■ **EXERCISE OBJECTIVE**:
Transcribe, exactly as they appear, only the lines from the one holding "Output a JSON" through the end of the entries below.

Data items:
__________

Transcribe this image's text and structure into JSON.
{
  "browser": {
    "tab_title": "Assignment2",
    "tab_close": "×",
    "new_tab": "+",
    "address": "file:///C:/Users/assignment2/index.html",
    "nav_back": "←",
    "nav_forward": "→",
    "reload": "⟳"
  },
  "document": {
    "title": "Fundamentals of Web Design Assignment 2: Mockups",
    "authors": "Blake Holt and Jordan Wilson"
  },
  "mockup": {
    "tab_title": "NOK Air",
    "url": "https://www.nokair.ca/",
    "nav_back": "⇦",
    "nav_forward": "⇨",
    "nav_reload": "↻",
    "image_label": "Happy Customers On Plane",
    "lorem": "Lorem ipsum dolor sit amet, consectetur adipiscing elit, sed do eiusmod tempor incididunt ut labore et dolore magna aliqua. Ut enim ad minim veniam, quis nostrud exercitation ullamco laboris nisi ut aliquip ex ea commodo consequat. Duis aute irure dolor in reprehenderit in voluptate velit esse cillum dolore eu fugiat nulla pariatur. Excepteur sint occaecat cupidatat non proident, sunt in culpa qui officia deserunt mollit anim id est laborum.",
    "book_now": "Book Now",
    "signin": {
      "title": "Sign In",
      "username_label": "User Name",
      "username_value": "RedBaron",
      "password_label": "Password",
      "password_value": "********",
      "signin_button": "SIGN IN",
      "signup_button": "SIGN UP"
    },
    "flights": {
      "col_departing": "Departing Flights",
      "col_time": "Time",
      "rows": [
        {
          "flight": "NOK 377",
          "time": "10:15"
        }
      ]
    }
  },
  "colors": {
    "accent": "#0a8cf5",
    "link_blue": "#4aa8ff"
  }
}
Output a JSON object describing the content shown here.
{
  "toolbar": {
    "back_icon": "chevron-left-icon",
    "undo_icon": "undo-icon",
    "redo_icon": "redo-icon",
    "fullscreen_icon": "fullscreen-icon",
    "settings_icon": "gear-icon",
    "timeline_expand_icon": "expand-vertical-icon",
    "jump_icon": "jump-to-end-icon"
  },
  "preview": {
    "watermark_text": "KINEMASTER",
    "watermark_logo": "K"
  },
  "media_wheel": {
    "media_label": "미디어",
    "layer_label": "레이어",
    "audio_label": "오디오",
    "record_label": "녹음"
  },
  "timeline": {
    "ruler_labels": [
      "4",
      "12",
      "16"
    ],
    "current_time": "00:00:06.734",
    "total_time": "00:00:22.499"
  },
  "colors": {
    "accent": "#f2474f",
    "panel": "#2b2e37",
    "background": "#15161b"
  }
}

__________

■ **OUTPUT OF THE TASK**:
Output a JSON object describing the content shown here.
{
  "toolbar": {
    "back_icon": "chevron-left-icon",
    "undo_icon": "undo-icon",
    "redo_icon": "redo-icon",
    "fullscreen_icon": "fullscreen-icon",
    "settings_icon": "gear-icon",
    "timeline_expand_icon": "expand-vertical-icon",
    "jump_icon": "jump-to-end-icon"
  },
  "preview": {
    "watermark_text": "KINEMASTER",
    "watermark_logo": "K"
  },
  "media_wheel": {
    "media_label": "미디어",
    "layer_label": "레이어",
    "audio_label": "오디오",
    "record_label": "녹음"
  },
  "timeline": {
    "ruler_labels": [
      "4",
      "12",
      "16"
    ],
    "current_time": "00:00:06.734",
    "total_time": "00:00:22.499"
  },
  "colors": {
    "accent": "#f2474f",
    "panel": "#2b2e37",
    "background": "#15161b"
  }
}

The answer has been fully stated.